**Work to do:**
Make an exact copy of the listing below.

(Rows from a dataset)
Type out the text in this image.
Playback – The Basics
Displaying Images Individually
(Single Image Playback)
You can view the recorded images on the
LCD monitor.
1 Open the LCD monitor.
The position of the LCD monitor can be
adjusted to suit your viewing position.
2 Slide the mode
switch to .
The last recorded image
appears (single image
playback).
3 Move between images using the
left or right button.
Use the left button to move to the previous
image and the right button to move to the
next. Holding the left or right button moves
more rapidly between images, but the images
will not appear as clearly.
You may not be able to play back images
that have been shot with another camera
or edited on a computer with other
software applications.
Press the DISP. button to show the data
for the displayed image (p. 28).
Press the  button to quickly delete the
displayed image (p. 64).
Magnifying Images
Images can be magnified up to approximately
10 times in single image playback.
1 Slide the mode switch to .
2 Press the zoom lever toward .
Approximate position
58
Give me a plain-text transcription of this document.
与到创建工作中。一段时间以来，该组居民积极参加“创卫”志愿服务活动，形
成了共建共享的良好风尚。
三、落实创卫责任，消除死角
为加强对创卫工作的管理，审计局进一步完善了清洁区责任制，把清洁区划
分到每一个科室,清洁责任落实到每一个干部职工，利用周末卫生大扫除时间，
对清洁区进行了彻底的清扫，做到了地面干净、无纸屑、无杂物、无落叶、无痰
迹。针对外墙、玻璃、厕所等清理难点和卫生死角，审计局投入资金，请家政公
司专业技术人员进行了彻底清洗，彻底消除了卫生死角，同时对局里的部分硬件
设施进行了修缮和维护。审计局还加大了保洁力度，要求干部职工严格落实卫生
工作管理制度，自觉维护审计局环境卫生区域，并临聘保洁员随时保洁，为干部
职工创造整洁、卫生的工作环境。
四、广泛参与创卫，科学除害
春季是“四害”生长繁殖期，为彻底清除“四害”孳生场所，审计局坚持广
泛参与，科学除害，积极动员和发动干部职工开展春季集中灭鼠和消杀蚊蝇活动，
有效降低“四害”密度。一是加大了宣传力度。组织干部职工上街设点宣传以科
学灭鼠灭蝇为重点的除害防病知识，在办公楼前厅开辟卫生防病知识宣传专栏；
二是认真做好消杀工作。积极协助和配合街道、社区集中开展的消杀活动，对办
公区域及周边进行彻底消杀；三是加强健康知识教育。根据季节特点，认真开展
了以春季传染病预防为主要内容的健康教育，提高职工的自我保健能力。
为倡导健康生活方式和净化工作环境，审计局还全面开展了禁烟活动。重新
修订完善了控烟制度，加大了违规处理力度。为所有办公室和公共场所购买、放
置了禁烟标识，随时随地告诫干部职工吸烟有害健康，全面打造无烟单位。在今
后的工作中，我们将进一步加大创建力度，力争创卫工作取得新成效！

**Full answer:**
Type out the text in this image.
Playback – The Basics
Displaying Images Individually
(Single Image Playback)
You can view the recorded images on the
LCD monitor.
1 Open the LCD monitor.
The position of the LCD monitor can be
adjusted to suit your viewing position.
2 Slide the mode
switch to .
The last recorded image
appears (single image
playback).
3 Move between images using the
left or right button.
Use the left button to move to the previous
image and the right button to move to the
next. Holding the left or right button moves
more rapidly between images, but the images
will not appear as clearly.
You may not be able to play back images
that have been shot with another camera
or edited on a computer with other
software applications.
Press the DISP. button to show the data
for the displayed image (p. 28).
Press the  button to quickly delete the
displayed image (p. 64).
Magnifying Images
Images can be magnified up to approximately
10 times in single image playback.
1 Slide the mode switch to .
2 Press the zoom lever toward .
Approximate position
58
Give me a plain-text transcription of this document.
与到创建工作中。一段时间以来，该组居民积极参加“创卫”志愿服务活动，形
成了共建共享的良好风尚。
三、落实创卫责任，消除死角
为加强对创卫工作的管理，审计局进一步完善了清洁区责任制，把清洁区划
分到每一个科室,清洁责任落实到每一个干部职工，利用周末卫生大扫除时间，
对清洁区进行了彻底的清扫，做到了地面干净、无纸屑、无杂物、无落叶、无痰
迹。针对外墙、玻璃、厕所等清理难点和卫生死角，审计局投入资金，请家政公
司专业技术人员进行了彻底清洗，彻底消除了卫生死角，同时对局里的部分硬件
设施进行了修缮和维护。审计局还加大了保洁力度，要求干部职工严格落实卫生
工作管理制度，自觉维护审计局环境卫生区域，并临聘保洁员随时保洁，为干部
职工创造整洁、卫生的工作环境。
四、广泛参与创卫，科学除害
春季是“四害”生长繁殖期，为彻底清除“四害”孳生场所，审计局坚持广
泛参与，科学除害，积极动员和发动干部职工开展春季集中灭鼠和消杀蚊蝇活动，
有效降低“四害”密度。一是加大了宣传力度。组织干部职工上街设点宣传以科
学灭鼠灭蝇为重点的除害防病知识，在办公楼前厅开辟卫生防病知识宣传专栏；
二是认真做好消杀工作。积极协助和配合街道、社区集中开展的消杀活动，对办
公区域及周边进行彻底消杀；三是加强健康知识教育。根据季节特点，认真开展
了以春季传染病预防为主要内容的健康教育，提高职工的自我保健能力。
为倡导健康生活方式和净化工作环境，审计局还全面开展了禁烟活动。重新
修订完善了控烟制度，加大了违规处理力度。为所有办公室和公共场所购买、放
置了禁烟标识，随时随地告诫干部职工吸烟有害健康，全面打造无烟单位。在今
后的工作中，我们将进一步加大创建力度，力争创卫工作取得新成效！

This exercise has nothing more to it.